## GIVEN EXERCISE
Copy the lines starting with the line that contains "stored-light-rook: ♜ [322,223,338,241]" and going on through the line that contains "rank-label-right: 1 [279,280,289,285]", changing every "file-label-front" to "file-label-bottom". Leave everything else unchanged.

* Start RECORDS FOR THIS TASK *

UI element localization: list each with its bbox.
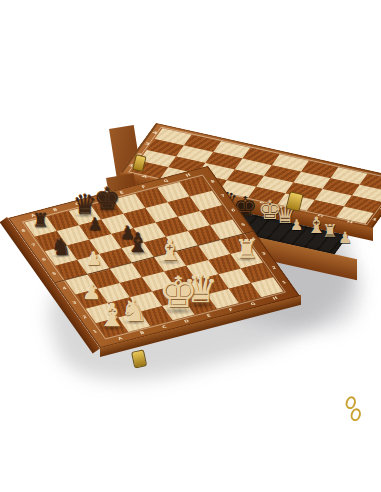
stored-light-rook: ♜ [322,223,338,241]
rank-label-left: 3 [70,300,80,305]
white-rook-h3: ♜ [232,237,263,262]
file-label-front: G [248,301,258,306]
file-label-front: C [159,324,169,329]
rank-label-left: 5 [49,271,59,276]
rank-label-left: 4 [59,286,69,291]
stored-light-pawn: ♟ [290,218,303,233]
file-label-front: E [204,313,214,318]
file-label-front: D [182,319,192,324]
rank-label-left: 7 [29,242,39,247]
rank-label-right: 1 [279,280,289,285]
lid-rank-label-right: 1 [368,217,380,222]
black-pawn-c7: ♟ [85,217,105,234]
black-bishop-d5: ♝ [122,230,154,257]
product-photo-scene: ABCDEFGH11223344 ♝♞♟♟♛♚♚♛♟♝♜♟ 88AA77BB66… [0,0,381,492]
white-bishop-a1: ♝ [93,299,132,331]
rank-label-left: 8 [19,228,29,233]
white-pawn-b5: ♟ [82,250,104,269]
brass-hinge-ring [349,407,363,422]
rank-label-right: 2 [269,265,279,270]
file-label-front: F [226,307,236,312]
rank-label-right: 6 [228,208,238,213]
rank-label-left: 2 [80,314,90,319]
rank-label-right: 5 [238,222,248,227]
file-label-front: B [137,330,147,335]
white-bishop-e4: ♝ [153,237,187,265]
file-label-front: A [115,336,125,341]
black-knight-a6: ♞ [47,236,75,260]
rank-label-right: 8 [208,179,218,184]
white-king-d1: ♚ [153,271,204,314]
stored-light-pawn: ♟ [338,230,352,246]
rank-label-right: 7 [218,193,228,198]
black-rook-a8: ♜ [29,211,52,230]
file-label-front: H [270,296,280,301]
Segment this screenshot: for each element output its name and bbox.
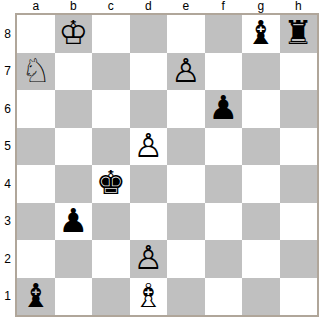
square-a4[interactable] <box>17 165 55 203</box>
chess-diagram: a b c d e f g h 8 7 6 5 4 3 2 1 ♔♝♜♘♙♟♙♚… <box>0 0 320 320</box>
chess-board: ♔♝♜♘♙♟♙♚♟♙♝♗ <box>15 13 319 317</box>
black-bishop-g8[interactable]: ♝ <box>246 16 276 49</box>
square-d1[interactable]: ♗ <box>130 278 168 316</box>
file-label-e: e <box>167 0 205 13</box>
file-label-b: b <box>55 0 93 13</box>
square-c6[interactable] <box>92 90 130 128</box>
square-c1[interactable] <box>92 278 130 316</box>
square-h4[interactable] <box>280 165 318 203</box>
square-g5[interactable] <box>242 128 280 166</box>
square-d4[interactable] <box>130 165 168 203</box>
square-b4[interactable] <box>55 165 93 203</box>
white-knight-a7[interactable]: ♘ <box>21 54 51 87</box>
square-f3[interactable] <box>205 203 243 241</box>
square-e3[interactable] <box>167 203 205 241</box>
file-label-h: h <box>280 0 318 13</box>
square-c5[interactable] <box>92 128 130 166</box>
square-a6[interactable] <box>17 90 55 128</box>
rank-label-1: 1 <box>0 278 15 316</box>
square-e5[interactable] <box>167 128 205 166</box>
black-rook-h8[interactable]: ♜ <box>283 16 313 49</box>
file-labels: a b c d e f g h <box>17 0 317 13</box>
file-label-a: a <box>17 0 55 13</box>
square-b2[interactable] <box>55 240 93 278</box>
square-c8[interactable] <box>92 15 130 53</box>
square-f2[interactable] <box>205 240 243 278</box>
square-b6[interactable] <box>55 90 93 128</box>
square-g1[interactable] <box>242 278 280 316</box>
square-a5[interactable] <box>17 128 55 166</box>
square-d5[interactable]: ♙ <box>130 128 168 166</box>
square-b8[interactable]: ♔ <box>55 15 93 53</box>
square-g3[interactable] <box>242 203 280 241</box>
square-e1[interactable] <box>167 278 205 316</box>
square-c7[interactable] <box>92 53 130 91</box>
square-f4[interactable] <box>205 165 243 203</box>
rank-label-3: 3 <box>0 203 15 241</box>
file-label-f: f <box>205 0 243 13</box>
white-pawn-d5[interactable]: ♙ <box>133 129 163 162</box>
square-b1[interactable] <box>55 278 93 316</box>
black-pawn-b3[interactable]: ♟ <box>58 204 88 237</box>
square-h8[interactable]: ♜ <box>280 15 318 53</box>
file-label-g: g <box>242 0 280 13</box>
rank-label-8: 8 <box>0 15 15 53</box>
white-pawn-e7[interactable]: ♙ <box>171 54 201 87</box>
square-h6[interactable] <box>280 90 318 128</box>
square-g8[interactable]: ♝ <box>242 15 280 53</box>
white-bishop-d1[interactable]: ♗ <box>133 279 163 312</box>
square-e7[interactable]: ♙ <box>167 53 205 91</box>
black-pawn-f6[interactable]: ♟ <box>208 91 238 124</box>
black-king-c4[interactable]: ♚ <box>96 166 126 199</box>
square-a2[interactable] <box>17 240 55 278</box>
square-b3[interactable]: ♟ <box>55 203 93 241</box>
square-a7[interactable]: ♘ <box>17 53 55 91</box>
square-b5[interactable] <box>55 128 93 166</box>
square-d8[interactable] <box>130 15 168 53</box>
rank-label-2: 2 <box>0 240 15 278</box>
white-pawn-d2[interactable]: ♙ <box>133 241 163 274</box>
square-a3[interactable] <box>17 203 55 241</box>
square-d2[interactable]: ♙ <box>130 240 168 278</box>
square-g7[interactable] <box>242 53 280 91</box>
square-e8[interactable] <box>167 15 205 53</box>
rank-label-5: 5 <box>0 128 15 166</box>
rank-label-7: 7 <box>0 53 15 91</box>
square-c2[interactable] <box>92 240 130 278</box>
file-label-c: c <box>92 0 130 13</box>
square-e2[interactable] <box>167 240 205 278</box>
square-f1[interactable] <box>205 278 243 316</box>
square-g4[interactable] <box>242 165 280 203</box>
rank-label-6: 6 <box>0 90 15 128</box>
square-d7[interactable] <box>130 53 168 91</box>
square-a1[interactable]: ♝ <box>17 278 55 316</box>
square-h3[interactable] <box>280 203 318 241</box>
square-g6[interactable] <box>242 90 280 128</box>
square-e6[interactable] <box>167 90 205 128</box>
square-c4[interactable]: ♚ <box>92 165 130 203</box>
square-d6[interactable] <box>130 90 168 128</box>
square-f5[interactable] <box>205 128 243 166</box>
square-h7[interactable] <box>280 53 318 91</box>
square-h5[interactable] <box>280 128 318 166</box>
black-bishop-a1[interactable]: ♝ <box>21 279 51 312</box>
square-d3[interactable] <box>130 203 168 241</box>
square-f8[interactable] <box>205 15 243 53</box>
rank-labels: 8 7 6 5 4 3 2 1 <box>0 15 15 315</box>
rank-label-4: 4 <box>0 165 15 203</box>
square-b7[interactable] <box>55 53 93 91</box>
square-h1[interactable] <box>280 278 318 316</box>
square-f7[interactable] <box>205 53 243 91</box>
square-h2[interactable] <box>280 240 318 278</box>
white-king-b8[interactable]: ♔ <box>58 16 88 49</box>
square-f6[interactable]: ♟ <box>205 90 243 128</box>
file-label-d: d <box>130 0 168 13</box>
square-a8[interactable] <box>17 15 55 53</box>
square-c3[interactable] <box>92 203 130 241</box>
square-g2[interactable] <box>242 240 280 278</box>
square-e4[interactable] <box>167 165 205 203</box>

* End RECORDS FOR THIS TASK *

## SOLUTION TO THIS PROBLEM
stored-light-rook: ♜ [322,223,338,241]
rank-label-left: 3 [70,300,80,305]
white-rook-h3: ♜ [232,237,263,262]
file-label-bottom: G [248,301,258,306]
file-label-bottom: C [159,324,169,329]
rank-label-left: 5 [49,271,59,276]
rank-label-left: 4 [59,286,69,291]
stored-light-pawn: ♟ [290,218,303,233]
file-label-bottom: E [204,313,214,318]
file-label-bottom: D [182,319,192,324]
rank-label-left: 7 [29,242,39,247]
rank-label-right: 1 [279,280,289,285]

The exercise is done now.